STATED PROBLEM:
In the rows below, start at the line that contains "- y-tick-label: .15: [81, 531, 97, 560]" and stop after the line that contains "- y-tick-label: .25: [80, 305, 97, 334]". Repeat every line in that range word for word, including both end lines.

[Spatial layout entries]
============================================================

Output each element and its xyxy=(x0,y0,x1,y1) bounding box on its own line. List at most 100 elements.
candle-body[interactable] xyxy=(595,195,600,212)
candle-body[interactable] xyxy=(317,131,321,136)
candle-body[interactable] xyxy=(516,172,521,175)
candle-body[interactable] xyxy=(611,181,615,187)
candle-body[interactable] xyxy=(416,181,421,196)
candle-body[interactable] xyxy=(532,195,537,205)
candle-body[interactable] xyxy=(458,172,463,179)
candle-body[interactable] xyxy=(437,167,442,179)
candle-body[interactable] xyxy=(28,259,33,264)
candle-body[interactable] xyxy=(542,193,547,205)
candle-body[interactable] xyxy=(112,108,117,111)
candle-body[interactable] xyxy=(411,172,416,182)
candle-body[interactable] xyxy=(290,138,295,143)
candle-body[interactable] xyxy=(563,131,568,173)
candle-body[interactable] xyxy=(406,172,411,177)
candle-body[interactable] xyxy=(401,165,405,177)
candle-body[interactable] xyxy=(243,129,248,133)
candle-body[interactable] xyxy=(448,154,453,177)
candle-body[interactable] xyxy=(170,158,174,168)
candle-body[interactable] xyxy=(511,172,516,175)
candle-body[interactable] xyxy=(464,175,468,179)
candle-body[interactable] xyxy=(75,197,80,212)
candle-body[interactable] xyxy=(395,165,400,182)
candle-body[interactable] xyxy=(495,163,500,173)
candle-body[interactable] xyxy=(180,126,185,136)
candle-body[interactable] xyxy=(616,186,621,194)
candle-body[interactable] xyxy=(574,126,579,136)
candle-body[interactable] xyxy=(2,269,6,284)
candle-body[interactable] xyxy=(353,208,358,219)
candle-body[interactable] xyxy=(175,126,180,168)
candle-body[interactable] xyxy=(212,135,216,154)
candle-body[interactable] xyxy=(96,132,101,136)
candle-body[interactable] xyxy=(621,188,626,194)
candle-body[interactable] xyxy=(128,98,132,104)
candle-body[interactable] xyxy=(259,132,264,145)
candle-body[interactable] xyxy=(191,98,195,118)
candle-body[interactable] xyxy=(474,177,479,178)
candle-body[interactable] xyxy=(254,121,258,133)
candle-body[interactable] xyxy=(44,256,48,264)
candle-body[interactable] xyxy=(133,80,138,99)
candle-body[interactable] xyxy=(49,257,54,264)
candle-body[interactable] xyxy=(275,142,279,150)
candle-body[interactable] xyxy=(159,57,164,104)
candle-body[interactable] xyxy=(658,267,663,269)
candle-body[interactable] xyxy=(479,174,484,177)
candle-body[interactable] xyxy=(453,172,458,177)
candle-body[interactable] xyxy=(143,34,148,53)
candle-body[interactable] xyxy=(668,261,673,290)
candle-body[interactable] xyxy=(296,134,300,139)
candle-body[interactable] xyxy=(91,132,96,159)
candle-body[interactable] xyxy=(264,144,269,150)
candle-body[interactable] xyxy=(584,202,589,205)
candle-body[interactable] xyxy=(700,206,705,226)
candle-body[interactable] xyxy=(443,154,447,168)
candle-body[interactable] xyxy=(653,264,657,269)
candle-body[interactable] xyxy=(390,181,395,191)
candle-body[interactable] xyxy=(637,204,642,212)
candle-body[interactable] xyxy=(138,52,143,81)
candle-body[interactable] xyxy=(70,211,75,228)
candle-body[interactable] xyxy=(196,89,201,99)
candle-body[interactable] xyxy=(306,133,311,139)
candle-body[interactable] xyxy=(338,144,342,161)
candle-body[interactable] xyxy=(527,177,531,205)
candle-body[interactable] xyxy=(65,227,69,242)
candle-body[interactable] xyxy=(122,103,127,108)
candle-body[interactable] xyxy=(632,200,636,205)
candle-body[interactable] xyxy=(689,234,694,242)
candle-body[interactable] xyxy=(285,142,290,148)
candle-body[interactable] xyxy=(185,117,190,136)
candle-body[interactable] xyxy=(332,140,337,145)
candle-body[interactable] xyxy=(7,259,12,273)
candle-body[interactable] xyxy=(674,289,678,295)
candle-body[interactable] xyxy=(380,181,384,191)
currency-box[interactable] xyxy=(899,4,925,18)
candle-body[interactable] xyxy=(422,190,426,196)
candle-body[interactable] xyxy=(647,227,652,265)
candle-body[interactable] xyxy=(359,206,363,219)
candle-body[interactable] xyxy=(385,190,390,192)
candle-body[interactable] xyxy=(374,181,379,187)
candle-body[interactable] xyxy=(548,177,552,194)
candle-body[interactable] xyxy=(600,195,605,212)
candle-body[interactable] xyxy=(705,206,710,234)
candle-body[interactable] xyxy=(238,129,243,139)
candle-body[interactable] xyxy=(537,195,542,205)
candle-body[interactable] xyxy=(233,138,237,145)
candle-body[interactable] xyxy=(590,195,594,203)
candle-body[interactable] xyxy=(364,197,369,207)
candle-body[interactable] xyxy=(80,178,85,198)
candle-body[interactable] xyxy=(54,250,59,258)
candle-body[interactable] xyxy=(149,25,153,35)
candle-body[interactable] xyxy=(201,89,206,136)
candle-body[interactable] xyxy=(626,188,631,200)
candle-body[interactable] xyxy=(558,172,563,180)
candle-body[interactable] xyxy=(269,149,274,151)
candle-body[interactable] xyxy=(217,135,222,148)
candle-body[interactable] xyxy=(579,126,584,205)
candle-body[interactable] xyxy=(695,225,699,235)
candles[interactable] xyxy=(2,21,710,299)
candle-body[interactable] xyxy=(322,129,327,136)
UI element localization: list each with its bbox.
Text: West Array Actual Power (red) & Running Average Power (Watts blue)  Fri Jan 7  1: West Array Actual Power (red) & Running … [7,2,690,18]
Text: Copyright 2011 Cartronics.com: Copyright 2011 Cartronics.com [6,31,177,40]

============================================================

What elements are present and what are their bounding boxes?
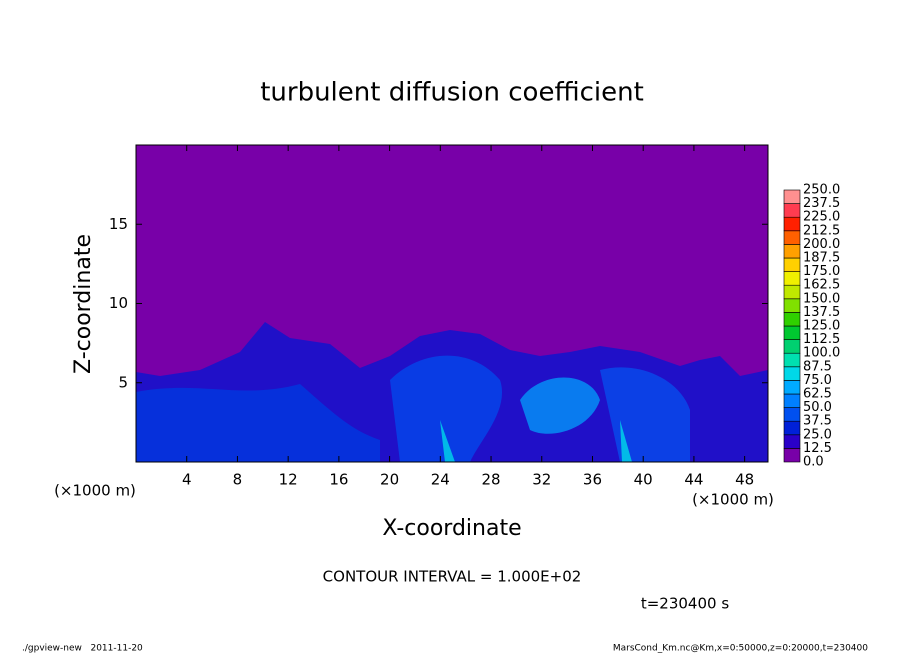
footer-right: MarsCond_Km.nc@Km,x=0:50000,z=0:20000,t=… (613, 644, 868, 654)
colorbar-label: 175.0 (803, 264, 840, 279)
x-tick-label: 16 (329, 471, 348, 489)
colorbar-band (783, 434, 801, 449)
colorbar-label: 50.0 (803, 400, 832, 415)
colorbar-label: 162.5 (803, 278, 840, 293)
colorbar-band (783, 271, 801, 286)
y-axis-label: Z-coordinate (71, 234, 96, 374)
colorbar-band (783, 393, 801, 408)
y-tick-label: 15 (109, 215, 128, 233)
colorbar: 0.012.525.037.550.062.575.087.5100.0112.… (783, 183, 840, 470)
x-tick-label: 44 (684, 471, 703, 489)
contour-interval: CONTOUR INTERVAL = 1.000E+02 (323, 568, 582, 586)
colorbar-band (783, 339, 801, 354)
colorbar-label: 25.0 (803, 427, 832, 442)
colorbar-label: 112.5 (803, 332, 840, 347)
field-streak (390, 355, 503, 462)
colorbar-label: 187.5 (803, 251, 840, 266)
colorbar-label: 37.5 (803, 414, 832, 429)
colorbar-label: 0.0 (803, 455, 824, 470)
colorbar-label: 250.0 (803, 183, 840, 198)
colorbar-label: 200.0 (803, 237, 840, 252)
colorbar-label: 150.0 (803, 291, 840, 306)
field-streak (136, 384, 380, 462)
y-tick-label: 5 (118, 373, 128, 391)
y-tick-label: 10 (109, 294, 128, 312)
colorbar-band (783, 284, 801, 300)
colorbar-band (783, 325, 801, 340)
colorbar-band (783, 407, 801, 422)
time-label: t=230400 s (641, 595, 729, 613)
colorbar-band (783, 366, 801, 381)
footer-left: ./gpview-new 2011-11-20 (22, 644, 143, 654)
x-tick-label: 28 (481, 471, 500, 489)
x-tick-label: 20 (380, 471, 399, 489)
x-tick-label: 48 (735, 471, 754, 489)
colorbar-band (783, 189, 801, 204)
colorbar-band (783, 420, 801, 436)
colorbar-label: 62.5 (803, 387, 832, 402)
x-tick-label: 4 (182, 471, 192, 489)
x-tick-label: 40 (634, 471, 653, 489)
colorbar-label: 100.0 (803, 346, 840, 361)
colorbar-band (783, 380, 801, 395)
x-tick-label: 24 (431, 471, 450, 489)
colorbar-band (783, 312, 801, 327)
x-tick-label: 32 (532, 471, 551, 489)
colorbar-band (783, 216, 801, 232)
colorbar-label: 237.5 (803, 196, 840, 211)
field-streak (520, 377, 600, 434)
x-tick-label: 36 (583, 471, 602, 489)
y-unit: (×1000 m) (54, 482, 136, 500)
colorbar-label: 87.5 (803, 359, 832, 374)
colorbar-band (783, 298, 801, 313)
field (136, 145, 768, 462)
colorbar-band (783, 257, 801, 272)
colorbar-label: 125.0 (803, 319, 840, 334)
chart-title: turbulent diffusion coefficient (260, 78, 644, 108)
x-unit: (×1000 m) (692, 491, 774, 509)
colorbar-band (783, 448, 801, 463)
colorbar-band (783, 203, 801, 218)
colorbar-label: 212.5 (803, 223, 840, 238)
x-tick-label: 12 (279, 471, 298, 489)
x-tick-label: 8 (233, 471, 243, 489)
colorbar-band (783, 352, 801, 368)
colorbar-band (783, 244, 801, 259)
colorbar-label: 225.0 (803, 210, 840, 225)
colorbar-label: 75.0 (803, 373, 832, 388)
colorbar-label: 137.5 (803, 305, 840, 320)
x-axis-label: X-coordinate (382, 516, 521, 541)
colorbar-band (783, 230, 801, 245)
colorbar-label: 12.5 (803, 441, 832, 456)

============================================================

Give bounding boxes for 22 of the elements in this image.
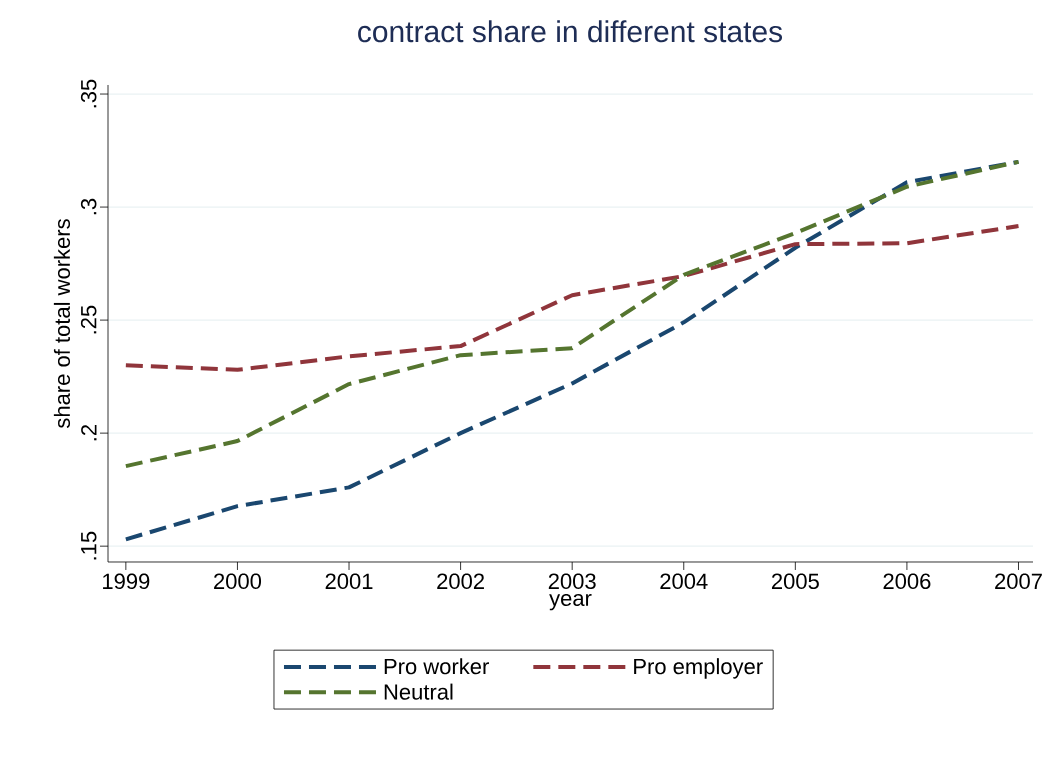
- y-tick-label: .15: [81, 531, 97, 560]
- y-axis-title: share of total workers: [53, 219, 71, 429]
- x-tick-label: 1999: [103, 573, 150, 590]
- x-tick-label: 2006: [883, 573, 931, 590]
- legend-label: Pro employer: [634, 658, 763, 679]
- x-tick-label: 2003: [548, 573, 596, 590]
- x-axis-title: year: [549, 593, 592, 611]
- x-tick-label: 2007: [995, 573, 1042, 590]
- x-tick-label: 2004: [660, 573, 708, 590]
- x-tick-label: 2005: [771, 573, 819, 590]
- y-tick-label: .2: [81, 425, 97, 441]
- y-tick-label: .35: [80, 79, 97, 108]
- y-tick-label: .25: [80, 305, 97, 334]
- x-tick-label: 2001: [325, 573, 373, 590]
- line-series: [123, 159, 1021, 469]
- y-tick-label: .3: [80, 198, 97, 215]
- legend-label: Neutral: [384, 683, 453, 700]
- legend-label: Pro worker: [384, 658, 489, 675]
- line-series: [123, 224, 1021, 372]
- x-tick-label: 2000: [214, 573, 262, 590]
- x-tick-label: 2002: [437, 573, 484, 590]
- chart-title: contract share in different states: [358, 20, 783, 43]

============================================================

OUTPUT FOR THIS TASK:
- y-tick-label: .15: [81, 531, 97, 560]
- y-axis-title: share of total workers: [53, 219, 71, 429]
- x-tick-label: 1999: [103, 573, 150, 590]
- x-tick-label: 2006: [883, 573, 931, 590]
- legend-label: Pro employer: [634, 658, 763, 679]
- x-tick-label: 2003: [548, 573, 596, 590]
- x-axis-title: year: [549, 593, 592, 611]
- x-tick-label: 2007: [995, 573, 1042, 590]
- x-tick-label: 2004: [660, 573, 708, 590]
- x-tick-label: 2005: [771, 573, 819, 590]
- y-tick-label: .2: [81, 425, 97, 441]
- y-tick-label: .35: [80, 79, 97, 108]
- y-tick-label: .25: [80, 305, 97, 334]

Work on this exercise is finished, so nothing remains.